PROVIDED TEXT |
This example uses the same data set as in Example 9.1. It demonstrates how to use PROC HPSAMPLE to perform oversampling.
When the input data set resides on the SAS appliance, the SAS appliance performs all samplings, writes out a sample on the
SAS appliance, and reports the frequency results back to the client. In the following statements, the input data resides in
the MyLib library (which is a distributed data source), and the output data set is a distributed data set in the MyLib library.
You can use PROC DATASETS to delete the output table if it already exists on the SAS appliance. The ods output FreqTable=Freqtab;
statement saves the frequency table to a SAS data set called Freqtab
on the client.
/*MyLib is a libref for a distributed data source In this case, the computation is automatically done on the SAS Appliance.*/ option set=GRIDHOST = "&GRIDHOST"; option set=GRIDINSTALLLOC = "&GRIDINSTALLLOC"; option set=GRIDMODE = "&GRIDMODE"; libname MyLib &LIBTYPE server ="&GRIDDATASERVER" user =&USER password=&PASSWORD database=&DATABASE; proc delete data=MyLib.out_smp_ex3; run; proc hpsample data=MyLib.hmeq out=MyLib.out_smp_ex3 seed=13579 partition samppctevt=80 eventprop=.2 event="SALES"; var loan value delinq derog; class job; target job; ods output FreqTable=Freqtab; run;
Output 9.3.1 shows the performance environment information.

EXERCISE TASK | Please carry on with the PROC HPSAMPLE oversampling text, starting right after its final sentence. You won't need the material that comes next.

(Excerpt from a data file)
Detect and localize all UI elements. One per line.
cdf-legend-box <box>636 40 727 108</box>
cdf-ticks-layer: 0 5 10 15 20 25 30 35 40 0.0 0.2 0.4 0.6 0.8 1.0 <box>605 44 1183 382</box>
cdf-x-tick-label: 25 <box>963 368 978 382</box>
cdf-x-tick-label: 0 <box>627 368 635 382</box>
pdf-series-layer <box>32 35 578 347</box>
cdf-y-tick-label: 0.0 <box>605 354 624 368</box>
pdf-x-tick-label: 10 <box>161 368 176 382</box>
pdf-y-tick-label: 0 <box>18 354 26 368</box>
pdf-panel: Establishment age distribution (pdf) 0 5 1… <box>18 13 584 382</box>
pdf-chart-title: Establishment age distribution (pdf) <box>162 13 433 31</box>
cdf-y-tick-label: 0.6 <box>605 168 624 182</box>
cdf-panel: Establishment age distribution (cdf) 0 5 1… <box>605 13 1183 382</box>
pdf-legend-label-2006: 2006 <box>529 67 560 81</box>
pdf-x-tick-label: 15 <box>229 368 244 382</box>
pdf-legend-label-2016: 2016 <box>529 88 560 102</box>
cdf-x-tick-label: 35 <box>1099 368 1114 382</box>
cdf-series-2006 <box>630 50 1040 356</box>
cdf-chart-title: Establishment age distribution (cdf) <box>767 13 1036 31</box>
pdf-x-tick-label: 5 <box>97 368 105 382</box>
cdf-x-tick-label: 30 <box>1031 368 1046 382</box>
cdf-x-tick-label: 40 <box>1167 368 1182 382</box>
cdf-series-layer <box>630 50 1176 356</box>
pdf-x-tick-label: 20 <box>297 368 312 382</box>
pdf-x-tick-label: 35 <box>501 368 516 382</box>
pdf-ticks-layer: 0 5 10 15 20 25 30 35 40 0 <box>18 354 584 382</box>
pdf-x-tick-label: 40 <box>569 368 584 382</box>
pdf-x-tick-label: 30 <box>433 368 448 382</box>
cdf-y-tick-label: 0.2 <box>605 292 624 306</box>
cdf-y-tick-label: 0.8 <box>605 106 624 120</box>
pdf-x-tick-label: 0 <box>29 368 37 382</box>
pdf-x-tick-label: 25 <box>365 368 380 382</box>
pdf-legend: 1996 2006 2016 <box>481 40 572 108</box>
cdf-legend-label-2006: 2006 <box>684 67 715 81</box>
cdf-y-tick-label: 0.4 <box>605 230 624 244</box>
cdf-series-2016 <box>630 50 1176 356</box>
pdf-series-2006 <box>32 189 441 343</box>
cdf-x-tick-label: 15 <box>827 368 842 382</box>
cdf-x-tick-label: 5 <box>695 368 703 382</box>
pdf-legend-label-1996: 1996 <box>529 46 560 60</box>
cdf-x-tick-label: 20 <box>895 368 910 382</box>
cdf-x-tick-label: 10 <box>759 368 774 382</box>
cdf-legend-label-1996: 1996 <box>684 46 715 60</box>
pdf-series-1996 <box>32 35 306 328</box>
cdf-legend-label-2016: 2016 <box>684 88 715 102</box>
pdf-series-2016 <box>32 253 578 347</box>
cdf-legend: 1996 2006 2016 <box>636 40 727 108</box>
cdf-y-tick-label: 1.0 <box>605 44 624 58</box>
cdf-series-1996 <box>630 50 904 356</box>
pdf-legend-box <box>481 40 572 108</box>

TASK RESULT |
Output 9.3.1: Performance Information
Performance Information | |
---|---|
Host Node | greenarrow.unx.sas.com |
Execution Mode | Distributed |
Grid Mode | Symmetric |
Number of Compute Nodes | 16 |
Number of Threads per Node | 1 |
Output 9.3.2 shows the number of observations in each level of target variable JOB in the data set MyLib.Hmeq
and in the sample. After oversampling, the proportion of SALES level is adjusted to 20% in the sample from the original 1.8%
in the population.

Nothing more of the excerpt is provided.